**Supplied records**

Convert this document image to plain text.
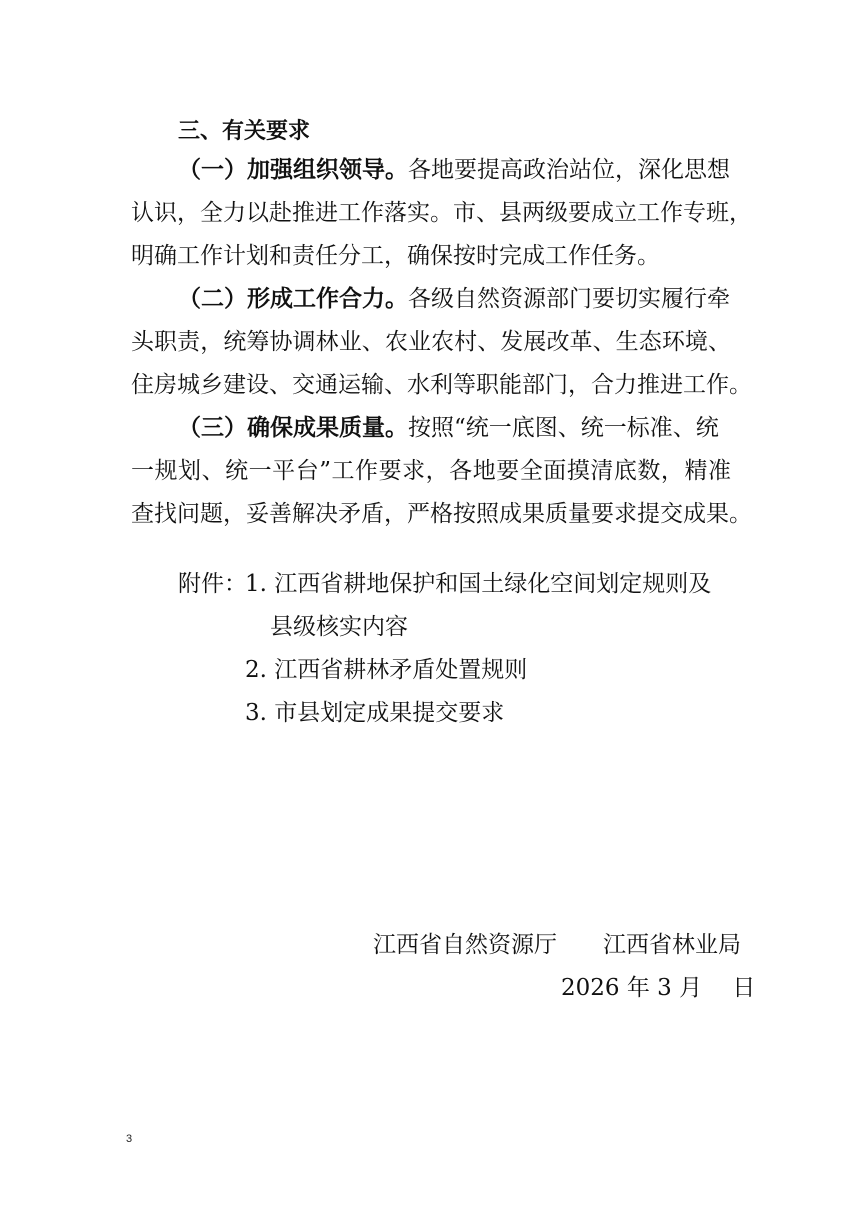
三、有关要求
（一）加强组织领导。各地要提高政治站位，深化思想
认识，全力以赴推进工作落实。市、县两级要成立工作专班，
明确工作计划和责任分工，确保按时完成工作任务。
（二）形成工作合力。各级自然资源部门要切实履行牵
头职责，统筹协调林业、农业农村、发展改革、生态环境、
住房城乡建设、交通运输、水利等职能部门，合力推进工作。
（三）确保成果质量。按照“统一底图、统一标准、统
一规划、统一平台”工作要求，各地要全面摸清底数，精准
查找问题，妥善解决矛盾，严格按照成果质量要求提交成果。
附件：
1. 江西省耕地保护和国土绿化空间划定规则及
县级核实内容
2. 江西省耕林矛盾处置规则
3. 市县划定成果提交要求
江西省自然资源厅　　江西省林业局
2026 年 3 月　 日
3
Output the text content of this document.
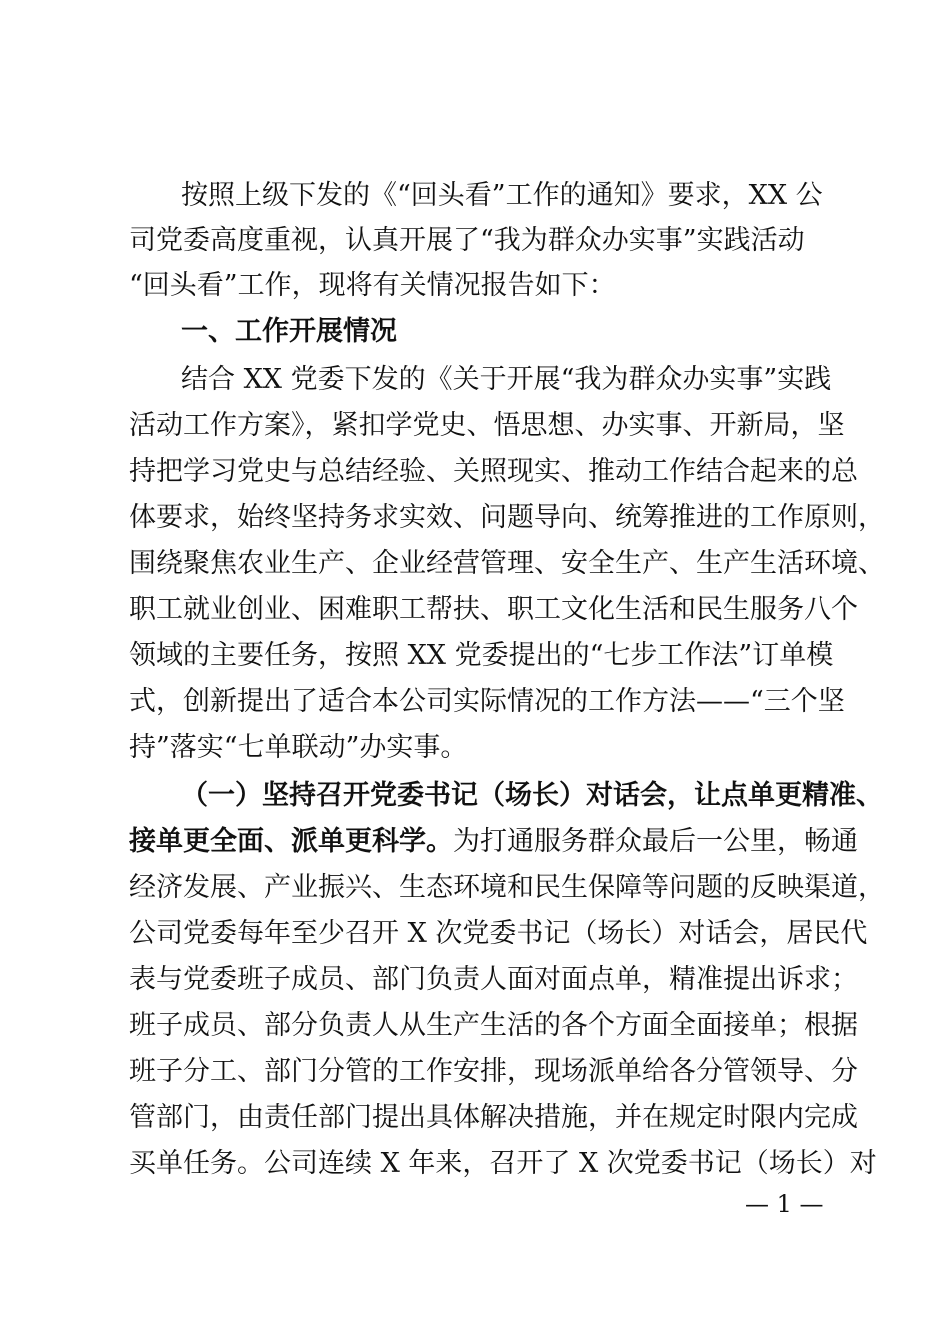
按照上级下发的《“回头看”工作的通知》要求，XX 公
司党委高度重视，认真开展了“我为群众办实事”实践活动
“回头看”工作，现将有关情况报告如下：
一、工作开展情况
结合 XX 党委下发的《关于开展“我为群众办实事”实践
活动工作方案》，紧扣学党史、悟思想、办实事、开新局，坚
持把学习党史与总结经验、关照现实、推动工作结合起来的总
体要求，始终坚持务求实效、问题导向、统筹推进的工作原则，
围绕聚焦农业生产、企业经营管理、安全生产、生产生活环境、
职工就业创业、困难职工帮扶、职工文化生活和民生服务八个
领域的主要任务，按照 XX 党委提出的“七步工作法”订单模
式，创新提出了适合本公司实际情况的工作方法——“三个坚
持”落实“七单联动”办实事。
（一）坚持召开党委书记（场长）对话会，让点单更精准、
接单更全面、派单更科学。为打通服务群众最后一公里，畅通
经济发展、产业振兴、生态环境和民生保障等问题的反映渠道，
公司党委每年至少召开 X 次党委书记（场长）对话会，居民代
表与党委班子成员、部门负责人面对面点单，精准提出诉求；
班子成员、部分负责人从生产生活的各个方面全面接单；根据
班子分工、部门分管的工作安排，现场派单给各分管领导、分
管部门，由责任部门提出具体解决措施，并在规定时限内完成
买单任务。公司连续 X 年来，召开了 X 次党委书记（场长）对
— 1 —
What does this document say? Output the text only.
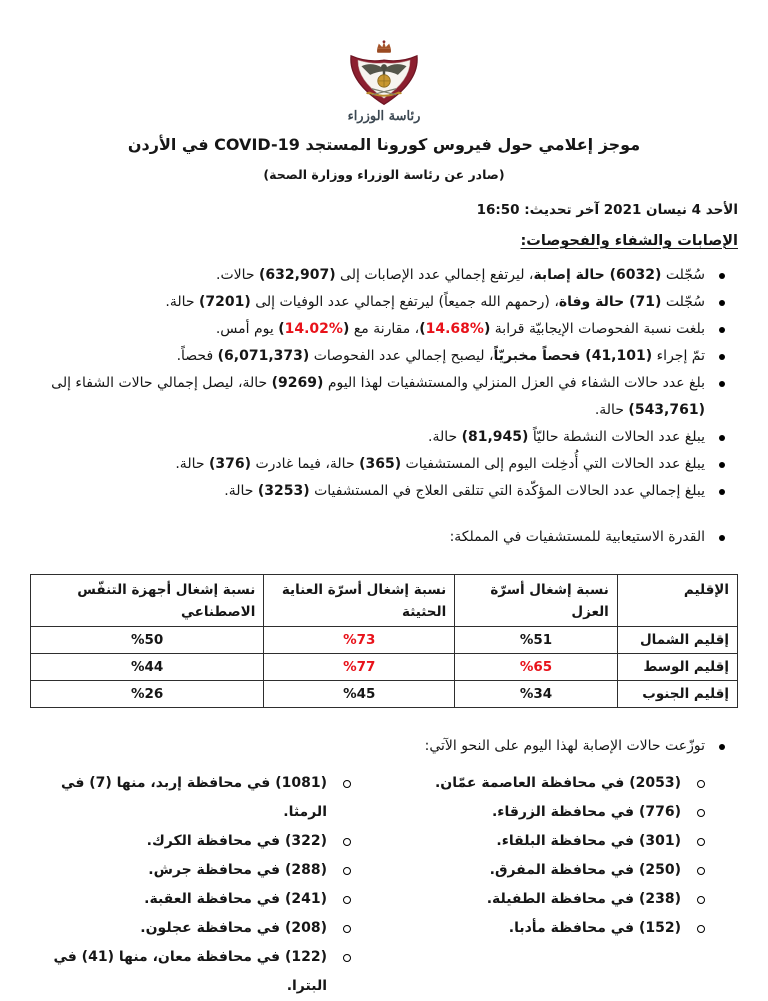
رئاسة الوزراء
موجز إعلامي حول فيروس كورونا المستجد COVID-19 في الأردن
(صادر عن رئاسة الوزراء ووزارة الصحة)
الأحد 4 نيسان 2021 آخر تحديث: 16:50
الإصابات والشفاء والفحوصات:
سُجّلت (6032) حالة إصابة، ليرتفع إجمالي عدد الإصابات إلى (632,907) حالات.
سُجّلت (71) حالة وفاة، (رحمهم الله جميعاً) ليرتفع إجمالي عدد الوفيات إلى (7201) حالة.
بلغت نسبة الفحوصات الإيجابيّة قرابة (%14.68)، مقارنة مع (%14.02) يوم أمس.
تمّ إجراء (41,101) فحصاً مخبريّاً، ليصبح إجمالي عدد الفحوصات (6,071,373) فحصاً.
بلغ عدد حالات الشفاء في العزل المنزلي والمستشفيات لهذا اليوم (9269) حالة، ليصل إجمالي حالات الشفاء إلى (543,761) حالة.
يبلغ عدد الحالات النشطة حاليّاً (81,945) حالة.
يبلغ عدد الحالات التي أُدخِلت اليوم إلى المستشفيات (365) حالة، فيما غادرت (376) حالة.
يبلغ إجمالي عدد الحالات المؤكّدة التي تتلقى العلاج في المستشفيات (3253) حالة.
القدرة الاستيعابية للمستشفيات في المملكة:
الإقليم	نسبة إشغال أسرّة العزل	نسبة إشغال أسرّة العناية الحثيثة	نسبة إشغال أجهزة التنفّس الاصطناعي
إقليم الشمال	%51	%73	%50
إقليم الوسط	%65	%77	%44
إقليم الجنوب	%34	%45	%26
توزّعت حالات الإصابة لهذا اليوم على النحو الآتي:
(2053) في محافظة العاصمة عمّان.
(776) في محافظة الزرقاء.
(301) في محافظة البلقاء.
(250) في محافظة المفرق.
(238) في محافظة الطفيلة.
(152) في محافظة مأدبا.
(1081) في محافظة إربد، منها (7) في الرمثا.
(322) في محافظة الكرك.
(288) في محافظة جرش.
(241) في محافظة العقبة.
(208) في محافظة عجلون.
(122) في محافظة معان، منها (41) في البترا.
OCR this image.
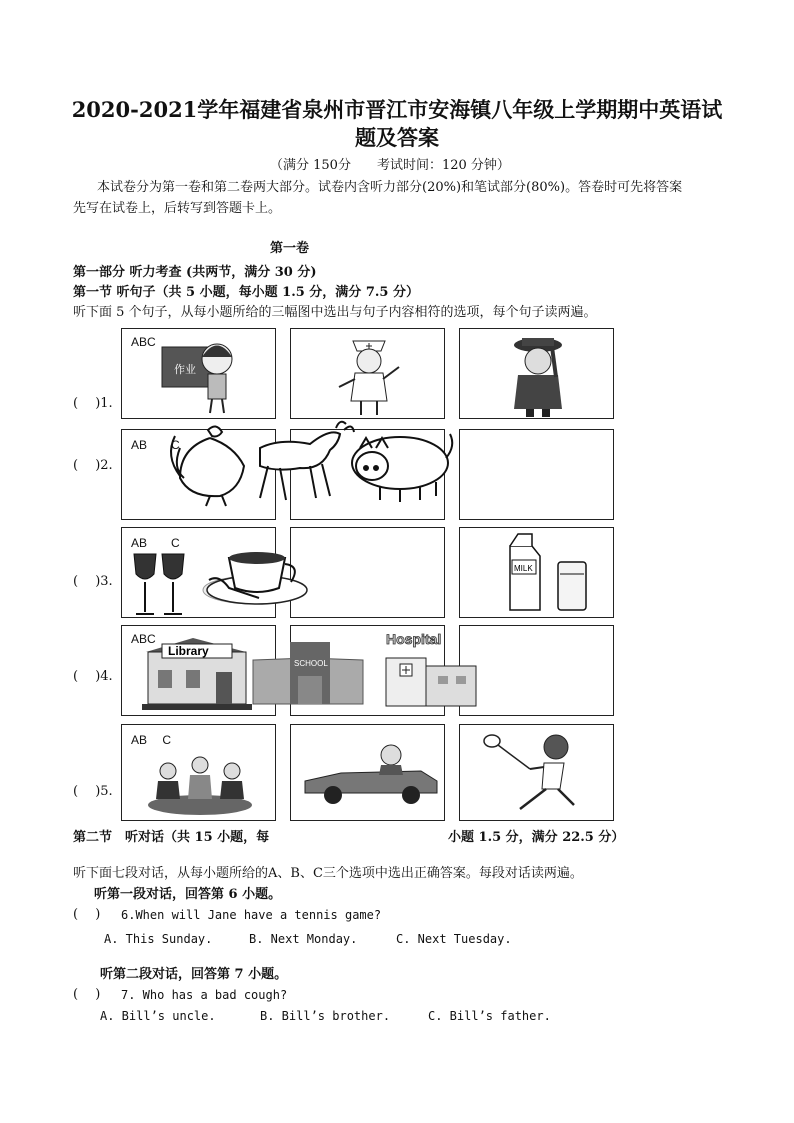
2020-2021学年福建省泉州市晋江市安海镇八年级上学期期中英语试
题及答案
（满分 150分　　考试时间：120 分钟）
本试卷分为第一卷和第二卷两大部分。试卷内含听力部分(20%)和笔试部分(80%)。答卷时可先将答案
先写在试卷上，后转写到答题卡上。
第一卷
第一部分 听力考查 (共两节，满分 30 分)
第一节 听句子（共 5 小题，每小题 1.5 分，满分 7.5 分）
听下面 5 个句子，从每小题所给的三幅图中选出与句子内容相符的选项，每个句子读两遍。
(　 )1.
ABC
作业
(　 )2.
AB　　C
(　 )3.
AB　　C
MILK
(　 )4.
ABC
Library
SCHOOL
Hospital
(　 )5.
AB　 C
第二节　听对话（共 15 小题，每	小题 1.5 分，满分 22.5 分）
听下面七段对话，从每小题所给的A、B、C三个选项中选出正确答案。每段对话读两遍。
听第一段对话，回答第 6 小题。
(　 ) 6.When will Jane have a tennis game?
A. This Sunday.	B. Next Monday.	C. Next Tuesday.
听第二段对话，回答第 7 小题。
(　 ) 7. Who has a bad cough?
A. Bill’s uncle.	B. Bill’s brother.	C. Bill’s father.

**What is required**
Go through the entries above and print each one exactly, minus the pictures.

**Written response**
Convert this document image to plain text.
三、有关要求
（一）加强组织领导。各地要提高政治站位，深化思想
认识，全力以赴推进工作落实。市、县两级要成立工作专班，
明确工作计划和责任分工，确保按时完成工作任务。
（二）形成工作合力。各级自然资源部门要切实履行牵
头职责，统筹协调林业、农业农村、发展改革、生态环境、
住房城乡建设、交通运输、水利等职能部门，合力推进工作。
（三）确保成果质量。按照“统一底图、统一标准、统
一规划、统一平台”工作要求，各地要全面摸清底数，精准
查找问题，妥善解决矛盾，严格按照成果质量要求提交成果。
附件：
1. 江西省耕地保护和国土绿化空间划定规则及
县级核实内容
2. 江西省耕林矛盾处置规则
3. 市县划定成果提交要求
江西省自然资源厅　　江西省林业局
2026 年 3 月　 日
3
Output the text content of this document.
按照上级下发的《“回头看”工作的通知》要求，XX 公
司党委高度重视，认真开展了“我为群众办实事”实践活动
“回头看”工作，现将有关情况报告如下：
一、工作开展情况
结合 XX 党委下发的《关于开展“我为群众办实事”实践
活动工作方案》，紧扣学党史、悟思想、办实事、开新局，坚
持把学习党史与总结经验、关照现实、推动工作结合起来的总
体要求，始终坚持务求实效、问题导向、统筹推进的工作原则，
围绕聚焦农业生产、企业经营管理、安全生产、生产生活环境、
职工就业创业、困难职工帮扶、职工文化生活和民生服务八个
领域的主要任务，按照 XX 党委提出的“七步工作法”订单模
式，创新提出了适合本公司实际情况的工作方法——“三个坚
持”落实“七单联动”办实事。
（一）坚持召开党委书记（场长）对话会，让点单更精准、
接单更全面、派单更科学。为打通服务群众最后一公里，畅通
经济发展、产业振兴、生态环境和民生保障等问题的反映渠道，
公司党委每年至少召开 X 次党委书记（场长）对话会，居民代
表与党委班子成员、部门负责人面对面点单，精准提出诉求；
班子成员、部分负责人从生产生活的各个方面全面接单；根据
班子分工、部门分管的工作安排，现场派单给各分管领导、分
管部门，由责任部门提出具体解决措施，并在规定时限内完成
买单任务。公司连续 X 年来，召开了 X 次党委书记（场长）对
— 1 —
What does this document say? Output the text only.
رئاسة الوزراء
موجز إعلامي حول فيروس كورونا المستجد COVID-19 في الأردن
(صادر عن رئاسة الوزراء ووزارة الصحة)
الأحد 4 نيسان 2021 آخر تحديث: 16:50
الإصابات والشفاء والفحوصات:
سُجّلت (6032) حالة إصابة، ليرتفع إجمالي عدد الإصابات إلى (632,907) حالات.
سُجّلت (71) حالة وفاة، (رحمهم الله جميعاً) ليرتفع إجمالي عدد الوفيات إلى (7201) حالة.
بلغت نسبة الفحوصات الإيجابيّة قرابة (%14.68)، مقارنة مع (%14.02) يوم أمس.
تمّ إجراء (41,101) فحصاً مخبريّاً، ليصبح إجمالي عدد الفحوصات (6,071,373) فحصاً.
بلغ عدد حالات الشفاء في العزل المنزلي والمستشفيات لهذا اليوم (9269) حالة، ليصل إجمالي حالات الشفاء إلى (543,761) حالة.
يبلغ عدد الحالات النشطة حاليّاً (81,945) حالة.
يبلغ عدد الحالات التي أُدخِلت اليوم إلى المستشفيات (365) حالة، فيما غادرت (376) حالة.
يبلغ إجمالي عدد الحالات المؤكّدة التي تتلقى العلاج في المستشفيات (3253) حالة.
القدرة الاستيعابية للمستشفيات في المملكة:
الإقليم	نسبة إشغال أسرّة العزل	نسبة إشغال أسرّة العناية الحثيثة	نسبة إشغال أجهزة التنفّس الاصطناعي
إقليم الشمال	%51	%73	%50
إقليم الوسط	%65	%77	%44
إقليم الجنوب	%34	%45	%26
توزّعت حالات الإصابة لهذا اليوم على النحو الآتي:
(2053) في محافظة العاصمة عمّان.
(776) في محافظة الزرقاء.
(301) في محافظة البلقاء.
(250) في محافظة المفرق.
(238) في محافظة الطفيلة.
(152) في محافظة مأدبا.
(1081) في محافظة إربد، منها (7) في الرمثا.
(322) في محافظة الكرك.
(288) في محافظة جرش.
(241) في محافظة العقبة.
(208) في محافظة عجلون.
(122) في محافظة معان، منها (41) في البترا.
OCR this image.
2020-2021学年福建省泉州市晋江市安海镇八年级上学期期中英语试
题及答案
（满分 150分　　考试时间：120 分钟）
本试卷分为第一卷和第二卷两大部分。试卷内含听力部分(20%)和笔试部分(80%)。答卷时可先将答案
先写在试卷上，后转写到答题卡上。
第一卷
第一部分 听力考查 (共两节，满分 30 分)
第一节 听句子（共 5 小题，每小题 1.5 分，满分 7.5 分）
听下面 5 个句子，从每小题所给的三幅图中选出与句子内容相符的选项，每个句子读两遍。
(　 )1.
ABC
作业
(　 )2.
AB　　C
(　 )3.
AB　　C
MILK
(　 )4.
ABC
Library
SCHOOL
Hospital
(　 )5.
AB　 C
第二节　听对话（共 15 小题，每	小题 1.5 分，满分 22.5 分）
听下面七段对话，从每小题所给的A、B、C三个选项中选出正确答案。每段对话读两遍。
听第一段对话，回答第 6 小题。
(　 ) 6.When will Jane have a tennis game?
A. This Sunday.	B. Next Monday.	C. Next Tuesday.
听第二段对话，回答第 7 小题。
(　 ) 7. Who has a bad cough?
A. Bill’s uncle.	B. Bill’s brother.	C. Bill’s father.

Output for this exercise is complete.